*What to work on*. Check each line of the material below for "gear", then copy the ones that contain it.
** start of Provided entries **
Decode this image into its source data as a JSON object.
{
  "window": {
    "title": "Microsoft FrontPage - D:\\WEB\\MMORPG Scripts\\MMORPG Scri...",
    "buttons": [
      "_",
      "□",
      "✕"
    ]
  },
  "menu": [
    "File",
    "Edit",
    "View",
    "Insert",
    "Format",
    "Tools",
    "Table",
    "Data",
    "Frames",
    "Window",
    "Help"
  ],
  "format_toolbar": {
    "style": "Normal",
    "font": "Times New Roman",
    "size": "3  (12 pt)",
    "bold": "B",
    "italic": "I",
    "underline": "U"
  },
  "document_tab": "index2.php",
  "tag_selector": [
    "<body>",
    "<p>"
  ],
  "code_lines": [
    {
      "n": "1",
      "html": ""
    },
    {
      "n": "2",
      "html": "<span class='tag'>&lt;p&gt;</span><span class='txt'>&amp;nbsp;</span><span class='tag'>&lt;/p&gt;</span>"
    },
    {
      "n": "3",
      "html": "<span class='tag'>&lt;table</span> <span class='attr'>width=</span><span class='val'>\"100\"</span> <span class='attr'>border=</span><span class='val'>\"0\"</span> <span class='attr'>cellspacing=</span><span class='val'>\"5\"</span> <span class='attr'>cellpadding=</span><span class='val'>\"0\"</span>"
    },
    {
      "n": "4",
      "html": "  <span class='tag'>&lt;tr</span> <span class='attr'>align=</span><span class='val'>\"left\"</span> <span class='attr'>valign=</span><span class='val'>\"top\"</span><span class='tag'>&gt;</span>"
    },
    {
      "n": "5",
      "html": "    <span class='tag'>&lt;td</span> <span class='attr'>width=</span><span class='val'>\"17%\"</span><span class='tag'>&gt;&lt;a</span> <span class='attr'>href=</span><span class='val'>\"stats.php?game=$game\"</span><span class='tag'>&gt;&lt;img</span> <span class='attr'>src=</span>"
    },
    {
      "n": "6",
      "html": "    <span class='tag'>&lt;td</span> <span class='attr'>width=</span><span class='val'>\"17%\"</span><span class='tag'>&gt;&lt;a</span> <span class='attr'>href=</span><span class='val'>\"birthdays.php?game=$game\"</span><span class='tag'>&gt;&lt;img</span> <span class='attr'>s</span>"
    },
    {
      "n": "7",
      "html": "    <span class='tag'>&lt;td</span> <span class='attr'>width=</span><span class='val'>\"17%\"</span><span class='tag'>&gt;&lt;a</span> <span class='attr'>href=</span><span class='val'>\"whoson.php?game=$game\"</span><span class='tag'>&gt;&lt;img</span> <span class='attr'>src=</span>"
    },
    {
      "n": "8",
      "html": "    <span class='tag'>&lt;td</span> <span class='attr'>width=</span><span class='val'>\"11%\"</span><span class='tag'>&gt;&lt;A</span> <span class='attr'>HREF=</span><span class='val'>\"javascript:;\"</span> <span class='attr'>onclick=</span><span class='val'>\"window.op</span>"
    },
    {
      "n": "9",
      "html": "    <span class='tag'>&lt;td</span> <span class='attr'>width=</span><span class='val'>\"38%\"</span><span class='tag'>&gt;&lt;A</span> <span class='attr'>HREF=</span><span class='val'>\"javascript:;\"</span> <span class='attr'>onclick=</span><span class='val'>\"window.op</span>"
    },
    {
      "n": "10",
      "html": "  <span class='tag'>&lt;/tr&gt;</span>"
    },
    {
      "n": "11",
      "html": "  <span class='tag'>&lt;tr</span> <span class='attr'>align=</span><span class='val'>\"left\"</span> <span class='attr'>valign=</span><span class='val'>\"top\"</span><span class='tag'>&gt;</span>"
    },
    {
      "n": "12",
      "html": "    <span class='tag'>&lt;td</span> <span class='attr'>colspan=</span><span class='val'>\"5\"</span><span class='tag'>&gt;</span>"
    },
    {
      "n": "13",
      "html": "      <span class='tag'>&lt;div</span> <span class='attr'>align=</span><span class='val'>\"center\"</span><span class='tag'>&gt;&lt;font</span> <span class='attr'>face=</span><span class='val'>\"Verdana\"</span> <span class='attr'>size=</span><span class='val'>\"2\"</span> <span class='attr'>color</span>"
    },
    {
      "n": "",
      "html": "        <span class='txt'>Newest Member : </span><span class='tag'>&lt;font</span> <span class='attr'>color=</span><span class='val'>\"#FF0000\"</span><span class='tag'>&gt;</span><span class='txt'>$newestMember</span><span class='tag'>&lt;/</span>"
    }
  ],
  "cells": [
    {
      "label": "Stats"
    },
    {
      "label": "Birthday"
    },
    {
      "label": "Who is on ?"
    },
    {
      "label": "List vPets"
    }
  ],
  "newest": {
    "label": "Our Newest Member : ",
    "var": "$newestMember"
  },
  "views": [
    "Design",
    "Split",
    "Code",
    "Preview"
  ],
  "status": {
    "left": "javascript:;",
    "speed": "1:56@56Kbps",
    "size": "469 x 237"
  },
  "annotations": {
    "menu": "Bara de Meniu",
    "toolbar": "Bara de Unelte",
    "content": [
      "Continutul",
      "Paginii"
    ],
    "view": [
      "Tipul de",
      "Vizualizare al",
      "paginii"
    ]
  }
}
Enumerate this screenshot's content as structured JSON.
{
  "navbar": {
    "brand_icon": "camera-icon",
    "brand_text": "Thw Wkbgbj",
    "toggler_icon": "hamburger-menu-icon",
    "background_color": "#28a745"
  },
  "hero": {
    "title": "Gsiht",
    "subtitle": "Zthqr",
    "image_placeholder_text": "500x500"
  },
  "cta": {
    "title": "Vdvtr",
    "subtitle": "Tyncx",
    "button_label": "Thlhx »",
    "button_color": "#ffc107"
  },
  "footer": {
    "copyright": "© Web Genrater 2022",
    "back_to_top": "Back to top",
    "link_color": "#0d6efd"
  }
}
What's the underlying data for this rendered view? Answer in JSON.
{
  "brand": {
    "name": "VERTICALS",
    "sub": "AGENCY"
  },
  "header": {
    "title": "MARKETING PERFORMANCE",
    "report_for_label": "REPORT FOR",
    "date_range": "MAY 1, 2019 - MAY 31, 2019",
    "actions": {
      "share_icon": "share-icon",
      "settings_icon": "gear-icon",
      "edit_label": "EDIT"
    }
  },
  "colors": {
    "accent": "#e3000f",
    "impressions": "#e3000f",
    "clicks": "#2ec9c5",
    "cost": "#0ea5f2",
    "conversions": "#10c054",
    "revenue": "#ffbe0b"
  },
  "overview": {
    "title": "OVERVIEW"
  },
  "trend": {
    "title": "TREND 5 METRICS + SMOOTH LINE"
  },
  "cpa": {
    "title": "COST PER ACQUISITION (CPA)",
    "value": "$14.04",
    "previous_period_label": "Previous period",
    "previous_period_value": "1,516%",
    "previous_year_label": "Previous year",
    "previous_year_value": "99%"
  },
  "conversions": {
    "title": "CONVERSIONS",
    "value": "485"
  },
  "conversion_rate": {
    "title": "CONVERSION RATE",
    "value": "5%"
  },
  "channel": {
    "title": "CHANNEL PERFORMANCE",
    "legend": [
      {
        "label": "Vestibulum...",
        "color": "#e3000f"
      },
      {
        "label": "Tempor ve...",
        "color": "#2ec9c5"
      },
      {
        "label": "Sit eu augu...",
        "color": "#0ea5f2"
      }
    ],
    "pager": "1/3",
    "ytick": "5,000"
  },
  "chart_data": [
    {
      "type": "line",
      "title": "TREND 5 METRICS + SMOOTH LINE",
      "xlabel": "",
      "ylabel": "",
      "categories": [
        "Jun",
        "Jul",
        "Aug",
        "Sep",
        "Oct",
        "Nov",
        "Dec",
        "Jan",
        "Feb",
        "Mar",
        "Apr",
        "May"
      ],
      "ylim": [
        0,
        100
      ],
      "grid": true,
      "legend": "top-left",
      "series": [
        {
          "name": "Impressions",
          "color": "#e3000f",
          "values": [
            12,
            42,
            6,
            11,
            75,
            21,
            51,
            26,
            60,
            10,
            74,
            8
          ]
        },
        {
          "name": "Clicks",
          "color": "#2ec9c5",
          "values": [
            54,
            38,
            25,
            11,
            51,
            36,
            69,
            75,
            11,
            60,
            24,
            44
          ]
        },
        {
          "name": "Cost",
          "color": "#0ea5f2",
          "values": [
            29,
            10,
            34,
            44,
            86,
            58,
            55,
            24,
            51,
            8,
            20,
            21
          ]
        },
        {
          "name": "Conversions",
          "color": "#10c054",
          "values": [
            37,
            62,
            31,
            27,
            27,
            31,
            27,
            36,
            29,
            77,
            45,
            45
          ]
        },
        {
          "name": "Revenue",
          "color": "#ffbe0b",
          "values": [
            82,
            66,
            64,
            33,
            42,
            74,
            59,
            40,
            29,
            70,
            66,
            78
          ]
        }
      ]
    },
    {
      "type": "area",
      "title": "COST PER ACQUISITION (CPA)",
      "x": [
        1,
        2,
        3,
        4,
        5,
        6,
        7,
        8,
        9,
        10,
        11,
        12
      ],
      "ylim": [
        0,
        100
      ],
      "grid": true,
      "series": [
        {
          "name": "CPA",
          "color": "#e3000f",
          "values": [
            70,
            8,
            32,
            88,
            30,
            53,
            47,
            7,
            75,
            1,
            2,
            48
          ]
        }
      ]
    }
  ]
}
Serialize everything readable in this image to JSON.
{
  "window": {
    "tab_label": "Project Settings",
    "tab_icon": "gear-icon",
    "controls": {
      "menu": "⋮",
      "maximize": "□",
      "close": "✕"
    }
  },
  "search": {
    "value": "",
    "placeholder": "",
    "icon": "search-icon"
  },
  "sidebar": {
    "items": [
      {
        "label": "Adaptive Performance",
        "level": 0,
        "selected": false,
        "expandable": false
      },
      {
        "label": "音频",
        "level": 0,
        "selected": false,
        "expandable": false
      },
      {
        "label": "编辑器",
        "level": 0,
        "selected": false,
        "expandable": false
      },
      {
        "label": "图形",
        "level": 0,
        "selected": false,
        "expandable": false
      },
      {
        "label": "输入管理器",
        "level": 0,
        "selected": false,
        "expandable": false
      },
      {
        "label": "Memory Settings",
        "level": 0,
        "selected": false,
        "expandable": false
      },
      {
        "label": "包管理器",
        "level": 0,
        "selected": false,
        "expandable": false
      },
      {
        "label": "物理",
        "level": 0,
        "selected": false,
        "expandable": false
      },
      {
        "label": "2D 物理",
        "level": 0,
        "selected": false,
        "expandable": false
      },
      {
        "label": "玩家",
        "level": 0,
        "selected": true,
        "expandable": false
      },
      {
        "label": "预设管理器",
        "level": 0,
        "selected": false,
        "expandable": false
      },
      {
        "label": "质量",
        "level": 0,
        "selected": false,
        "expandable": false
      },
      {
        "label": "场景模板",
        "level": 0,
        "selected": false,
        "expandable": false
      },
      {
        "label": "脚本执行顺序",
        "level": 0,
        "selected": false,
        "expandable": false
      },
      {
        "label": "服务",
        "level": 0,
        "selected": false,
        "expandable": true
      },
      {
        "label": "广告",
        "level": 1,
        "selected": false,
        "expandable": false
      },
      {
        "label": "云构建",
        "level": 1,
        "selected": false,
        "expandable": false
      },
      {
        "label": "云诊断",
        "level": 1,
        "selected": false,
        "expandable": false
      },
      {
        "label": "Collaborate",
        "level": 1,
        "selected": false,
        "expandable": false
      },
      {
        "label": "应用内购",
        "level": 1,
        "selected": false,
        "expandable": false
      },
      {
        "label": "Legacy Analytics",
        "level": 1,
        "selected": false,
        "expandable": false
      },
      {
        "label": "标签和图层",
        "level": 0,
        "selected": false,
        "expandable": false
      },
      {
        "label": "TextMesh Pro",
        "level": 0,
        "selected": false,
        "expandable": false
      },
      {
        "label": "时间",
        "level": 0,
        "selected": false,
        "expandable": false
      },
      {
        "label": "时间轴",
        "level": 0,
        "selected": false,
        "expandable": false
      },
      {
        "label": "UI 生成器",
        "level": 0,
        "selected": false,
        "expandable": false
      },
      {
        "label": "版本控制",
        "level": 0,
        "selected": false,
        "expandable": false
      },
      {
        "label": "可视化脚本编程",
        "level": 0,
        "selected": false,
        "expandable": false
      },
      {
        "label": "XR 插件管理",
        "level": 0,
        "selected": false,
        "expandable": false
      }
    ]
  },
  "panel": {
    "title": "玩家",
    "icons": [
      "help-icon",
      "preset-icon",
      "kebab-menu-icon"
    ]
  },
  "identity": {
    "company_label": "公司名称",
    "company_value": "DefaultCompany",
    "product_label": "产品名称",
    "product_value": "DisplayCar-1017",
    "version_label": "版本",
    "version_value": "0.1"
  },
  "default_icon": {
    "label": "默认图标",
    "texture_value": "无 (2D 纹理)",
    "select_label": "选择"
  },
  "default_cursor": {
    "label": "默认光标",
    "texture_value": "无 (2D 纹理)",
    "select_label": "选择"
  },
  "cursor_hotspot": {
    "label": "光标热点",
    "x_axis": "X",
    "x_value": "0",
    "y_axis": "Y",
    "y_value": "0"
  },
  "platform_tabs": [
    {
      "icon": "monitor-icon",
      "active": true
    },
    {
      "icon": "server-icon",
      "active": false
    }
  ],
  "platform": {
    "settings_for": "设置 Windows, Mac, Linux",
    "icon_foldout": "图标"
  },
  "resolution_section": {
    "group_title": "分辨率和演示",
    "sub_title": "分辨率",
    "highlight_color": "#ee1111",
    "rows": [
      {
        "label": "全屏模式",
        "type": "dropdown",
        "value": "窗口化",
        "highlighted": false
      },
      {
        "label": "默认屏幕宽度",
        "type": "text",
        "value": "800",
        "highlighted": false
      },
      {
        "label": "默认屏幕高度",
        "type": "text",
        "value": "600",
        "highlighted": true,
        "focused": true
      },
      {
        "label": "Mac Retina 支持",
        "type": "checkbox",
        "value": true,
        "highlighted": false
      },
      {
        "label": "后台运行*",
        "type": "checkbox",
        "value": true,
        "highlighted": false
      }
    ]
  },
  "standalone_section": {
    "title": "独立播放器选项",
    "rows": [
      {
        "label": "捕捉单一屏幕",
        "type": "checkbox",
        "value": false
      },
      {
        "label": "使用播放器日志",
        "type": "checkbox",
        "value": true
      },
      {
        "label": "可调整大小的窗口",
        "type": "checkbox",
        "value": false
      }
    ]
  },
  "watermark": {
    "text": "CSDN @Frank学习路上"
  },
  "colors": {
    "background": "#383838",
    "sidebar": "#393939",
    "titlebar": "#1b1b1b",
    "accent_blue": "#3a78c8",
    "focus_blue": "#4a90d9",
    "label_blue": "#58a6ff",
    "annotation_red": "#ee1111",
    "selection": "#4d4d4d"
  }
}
** end of Provided entries **
*Result for this exercise*.
      "settings_icon": "gear-icon",
    "tab_icon": "gear-icon",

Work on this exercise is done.